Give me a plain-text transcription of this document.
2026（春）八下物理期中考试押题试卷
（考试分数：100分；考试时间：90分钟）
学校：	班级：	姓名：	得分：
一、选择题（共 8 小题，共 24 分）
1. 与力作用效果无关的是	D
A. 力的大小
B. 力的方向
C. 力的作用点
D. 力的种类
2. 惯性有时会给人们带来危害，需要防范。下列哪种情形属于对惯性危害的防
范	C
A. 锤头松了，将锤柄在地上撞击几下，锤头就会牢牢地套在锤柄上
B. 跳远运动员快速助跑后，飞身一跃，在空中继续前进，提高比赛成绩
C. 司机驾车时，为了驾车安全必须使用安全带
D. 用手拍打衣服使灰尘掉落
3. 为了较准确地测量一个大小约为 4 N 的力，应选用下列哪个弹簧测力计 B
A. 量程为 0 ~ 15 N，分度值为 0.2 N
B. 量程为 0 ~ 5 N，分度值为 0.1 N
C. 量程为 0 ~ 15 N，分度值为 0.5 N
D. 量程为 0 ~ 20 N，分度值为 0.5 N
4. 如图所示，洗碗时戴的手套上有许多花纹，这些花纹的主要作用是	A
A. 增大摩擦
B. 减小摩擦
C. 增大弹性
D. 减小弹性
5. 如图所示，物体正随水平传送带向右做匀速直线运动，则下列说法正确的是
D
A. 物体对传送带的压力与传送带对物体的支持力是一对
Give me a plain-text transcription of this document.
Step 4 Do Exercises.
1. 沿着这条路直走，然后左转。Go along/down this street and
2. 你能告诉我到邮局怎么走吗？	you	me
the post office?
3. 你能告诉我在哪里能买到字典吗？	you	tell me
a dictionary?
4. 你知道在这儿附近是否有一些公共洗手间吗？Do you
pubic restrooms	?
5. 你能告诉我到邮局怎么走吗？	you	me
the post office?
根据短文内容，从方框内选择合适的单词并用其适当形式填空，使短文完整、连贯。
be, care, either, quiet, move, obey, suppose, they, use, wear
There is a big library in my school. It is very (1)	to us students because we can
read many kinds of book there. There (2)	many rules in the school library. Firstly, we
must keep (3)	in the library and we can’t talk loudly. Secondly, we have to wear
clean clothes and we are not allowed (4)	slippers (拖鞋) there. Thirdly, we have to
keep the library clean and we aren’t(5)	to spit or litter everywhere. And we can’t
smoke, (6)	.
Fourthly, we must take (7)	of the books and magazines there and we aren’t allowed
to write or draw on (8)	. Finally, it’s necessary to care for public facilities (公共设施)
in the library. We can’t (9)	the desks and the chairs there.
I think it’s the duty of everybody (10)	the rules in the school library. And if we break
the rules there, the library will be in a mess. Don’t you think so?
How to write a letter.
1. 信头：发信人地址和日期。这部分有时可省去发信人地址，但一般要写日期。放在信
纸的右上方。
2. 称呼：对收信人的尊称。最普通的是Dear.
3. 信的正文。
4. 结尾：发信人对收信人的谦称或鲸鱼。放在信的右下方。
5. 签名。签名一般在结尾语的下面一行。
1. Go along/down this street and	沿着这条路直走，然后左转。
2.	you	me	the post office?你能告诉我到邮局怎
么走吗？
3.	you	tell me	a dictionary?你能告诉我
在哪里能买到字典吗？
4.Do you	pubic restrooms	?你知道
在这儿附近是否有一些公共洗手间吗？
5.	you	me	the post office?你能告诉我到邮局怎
============
Problem statement: Say how many lines of the data include the word "have". Respond with the number alone.

Solution to this exercise: 2